--- begin Data shown ---
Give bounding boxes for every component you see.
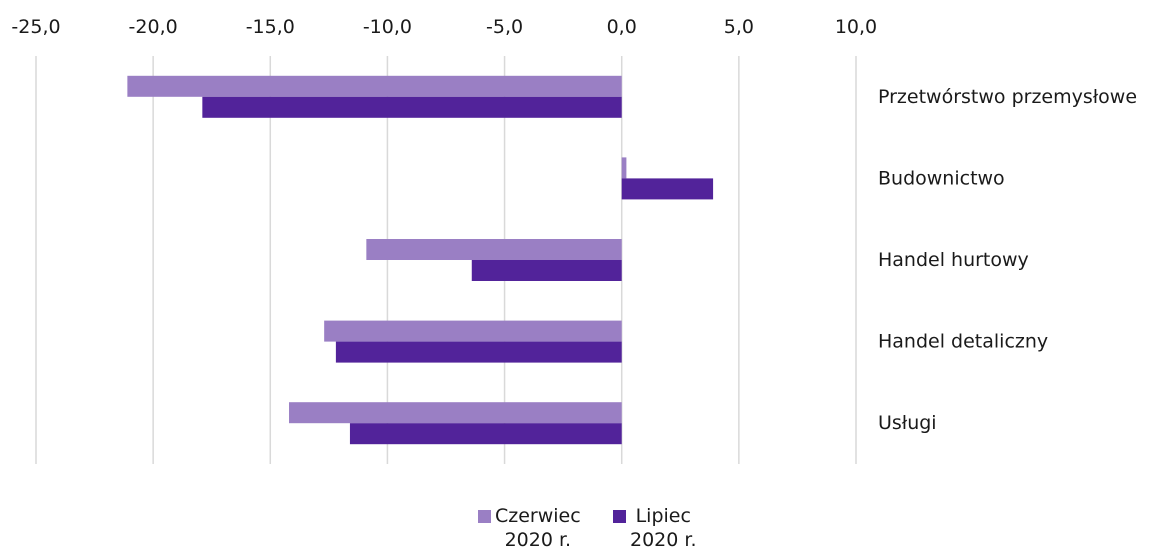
bar-series-2[interactable] (621, 178, 714, 200)
legend: Czerwiec 2020 r. Lipiec 2020 r. (0, 500, 1176, 554)
legend-swatch-series-1 (478, 510, 491, 523)
legend-label-series-2: Lipiec 2020 r. (630, 505, 697, 551)
x-tick-label: 5,0 (724, 16, 754, 38)
x-tick-label: -5,0 (486, 16, 523, 38)
category-label: Handel hurtowy (878, 249, 1029, 271)
x-axis-tick-labels: -25,0 -20,0 -15,0 -10,0 -5,0 0,0 5,0 10,0 (11, 16, 877, 38)
bars (127, 75, 714, 445)
x-tick-label: -10,0 (363, 16, 412, 38)
bar-series-2[interactable] (349, 423, 622, 445)
x-tick-label: -20,0 (129, 16, 178, 38)
x-tick-label: 0,0 (607, 16, 637, 38)
bar-series-2[interactable] (202, 96, 622, 118)
bar-series-1[interactable] (366, 239, 622, 260)
x-tick-label: -15,0 (246, 16, 295, 38)
bar-series-2[interactable] (335, 341, 622, 363)
legend-item-series-1[interactable]: Czerwiec 2020 r. (478, 504, 581, 552)
x-tick-label: -25,0 (11, 16, 60, 38)
legend-label-series-1: Czerwiec 2020 r. (495, 505, 581, 551)
category-label: Budownictwo (878, 167, 1005, 189)
legend-item-series-2[interactable]: Lipiec 2020 r. (613, 504, 697, 552)
category-labels: Przetwórstwo przemysłowe Budownictwo Hande… (878, 86, 1137, 434)
x-tick-label: 10,0 (835, 16, 877, 38)
bar-series-1[interactable] (621, 157, 627, 179)
legend-swatch-series-2 (613, 510, 626, 523)
category-label: Handel detaliczny (878, 331, 1048, 353)
bar-series-1[interactable] (289, 402, 622, 424)
category-label: Usługi (878, 412, 937, 434)
category-label: Przetwórstwo przemysłowe (878, 86, 1137, 108)
bar-series-1[interactable] (324, 320, 622, 342)
bar-series-2[interactable] (471, 260, 622, 281)
bar-series-1[interactable] (127, 75, 622, 97)
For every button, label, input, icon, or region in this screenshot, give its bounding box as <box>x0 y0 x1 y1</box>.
--- end Data shown ---
• Exercise:
Write out every line of the rows above word for word, but omit the pictures.

• Response below:
Give bounding boxes for every component you see.
bar-series-2[interactable] (621, 178, 714, 200)
legend: Czerwiec 2020 r. Lipiec 2020 r. (0, 500, 1176, 554)
legend-swatch-series-1 (478, 510, 491, 523)
legend-label-series-2: Lipiec 2020 r. (630, 505, 697, 551)
x-tick-label: 5,0 (724, 16, 754, 38)
x-tick-label: -5,0 (486, 16, 523, 38)
category-label: Handel hurtowy (878, 249, 1029, 271)
x-axis-tick-labels: -25,0 -20,0 -15,0 -10,0 -5,0 0,0 5,0 10,0 (11, 16, 877, 38)
bars (127, 75, 714, 445)
x-tick-label: -10,0 (363, 16, 412, 38)
bar-series-2[interactable] (349, 423, 622, 445)
x-tick-label: -20,0 (129, 16, 178, 38)
x-tick-label: 0,0 (607, 16, 637, 38)
bar-series-2[interactable] (202, 96, 622, 118)
bar-series-1[interactable] (366, 239, 622, 260)
x-tick-label: -15,0 (246, 16, 295, 38)
bar-series-2[interactable] (335, 341, 622, 363)
legend-item-series-1[interactable]: Czerwiec 2020 r. (478, 504, 581, 552)
x-tick-label: -25,0 (11, 16, 60, 38)
legend-label-series-1: Czerwiec 2020 r. (495, 505, 581, 551)
category-label: Budownictwo (878, 167, 1005, 189)
legend-item-series-2[interactable]: Lipiec 2020 r. (613, 504, 697, 552)
category-labels: Przetwórstwo przemysłowe Budownictwo Hande… (878, 86, 1137, 434)
x-tick-label: 10,0 (835, 16, 877, 38)
bar-series-1[interactable] (621, 157, 627, 179)
legend-swatch-series-2 (613, 510, 626, 523)
category-label: Handel detaliczny (878, 331, 1048, 353)
bar-series-1[interactable] (289, 402, 622, 424)
category-label: Usługi (878, 412, 937, 434)
category-label: Przetwórstwo przemysłowe (878, 86, 1137, 108)
bar-series-1[interactable] (324, 320, 622, 342)
bar-series-2[interactable] (471, 260, 622, 281)
bar-series-1[interactable] (127, 75, 622, 97)
For every button, label, input, icon, or region in this screenshot, give its bounding box as <box>x0 y0 x1 y1</box>.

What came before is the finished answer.